Exercise prompt:
Copy each line that contains the word "fixed".

Given information:
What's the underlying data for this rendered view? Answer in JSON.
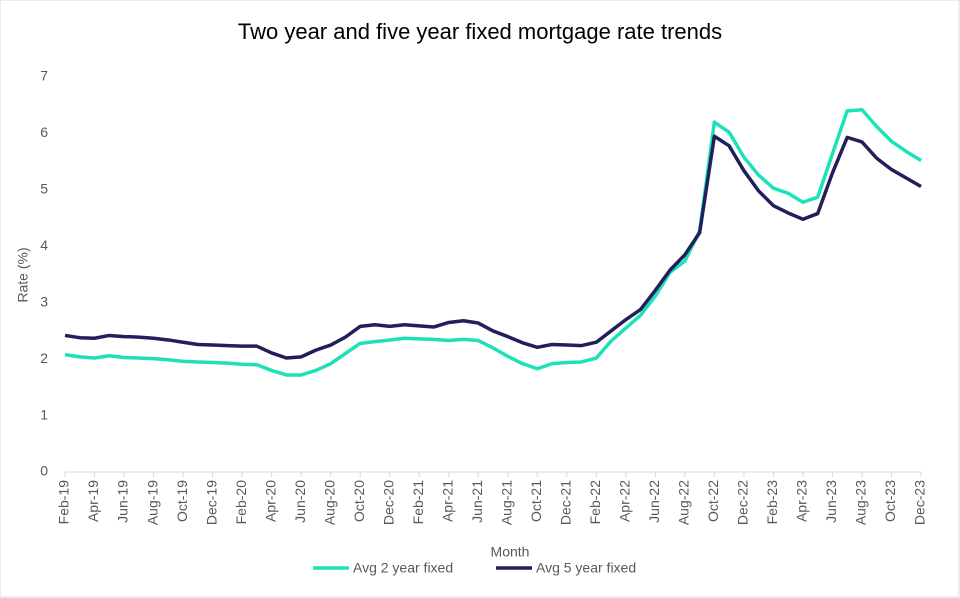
{
  "chart_data": {
    "type": "line",
    "title": "Two year and five year fixed mortgage rate trends",
    "x_label": "Month",
    "y_label": "Rate (%)",
    "categories": [
      "Feb-19",
      null,
      "Apr-19",
      null,
      "Jun-19",
      null,
      "Aug-19",
      null,
      "Oct-19",
      null,
      "Dec-19",
      null,
      "Feb-20",
      null,
      "Apr-20",
      null,
      "Jun-20",
      null,
      "Aug-20",
      null,
      "Oct-20",
      null,
      "Dec-20",
      null,
      "Feb-21",
      null,
      "Apr-21",
      null,
      "Jun-21",
      null,
      "Aug-21",
      null,
      "Oct-21",
      null,
      "Dec-21",
      null,
      "Feb-22",
      null,
      "Apr-22",
      null,
      "Jun-22",
      null,
      "Aug-22",
      null,
      "Oct-22",
      null,
      "Dec-22",
      null,
      "Feb-23",
      null,
      "Apr-23",
      null,
      "Jun-23",
      null,
      "Aug-23",
      null,
      "Oct-23",
      null,
      "Dec-23"
    ],
    "series": [
      {
        "name": "Avg 2 year fixed",
        "color": "#1de2b8",
        "values": [
          2.08,
          2.04,
          2.02,
          2.06,
          2.03,
          2.02,
          2.01,
          1.99,
          1.96,
          1.95,
          1.94,
          1.93,
          1.91,
          1.9,
          1.8,
          1.72,
          1.72,
          1.8,
          1.92,
          2.1,
          2.28,
          2.31,
          2.34,
          2.37,
          2.36,
          2.35,
          2.33,
          2.35,
          2.33,
          2.2,
          2.05,
          1.92,
          1.83,
          1.92,
          1.94,
          1.95,
          2.02,
          2.32,
          2.55,
          2.78,
          3.12,
          3.54,
          3.74,
          4.27,
          6.2,
          6.02,
          5.58,
          5.26,
          5.03,
          4.94,
          4.78,
          4.87,
          5.64,
          6.4,
          6.42,
          6.12,
          5.86,
          5.68,
          5.52
        ]
      },
      {
        "name": "Avg 5 year fixed",
        "color": "#211f5c",
        "values": [
          2.42,
          2.38,
          2.37,
          2.42,
          2.4,
          2.39,
          2.37,
          2.34,
          2.3,
          2.26,
          2.25,
          2.24,
          2.23,
          2.23,
          2.11,
          2.02,
          2.04,
          2.16,
          2.25,
          2.39,
          2.58,
          2.61,
          2.58,
          2.61,
          2.59,
          2.57,
          2.65,
          2.68,
          2.64,
          2.5,
          2.4,
          2.29,
          2.21,
          2.26,
          2.25,
          2.24,
          2.3,
          2.5,
          2.7,
          2.88,
          3.22,
          3.58,
          3.85,
          4.24,
          5.95,
          5.78,
          5.34,
          4.98,
          4.72,
          4.59,
          4.48,
          4.58,
          5.3,
          5.93,
          5.85,
          5.56,
          5.36,
          5.21,
          5.06
        ]
      }
    ],
    "ylim": [
      0,
      7
    ],
    "yticks": [
      0,
      1,
      2,
      3,
      4,
      5,
      6,
      7
    ],
    "grid": false,
    "legend": "bottom"
  }
}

Written answer:
    "title": "Two year and five year fixed mortgage rate trends",
        "name": "Avg 2 year fixed",
        "name": "Avg 5 year fixed",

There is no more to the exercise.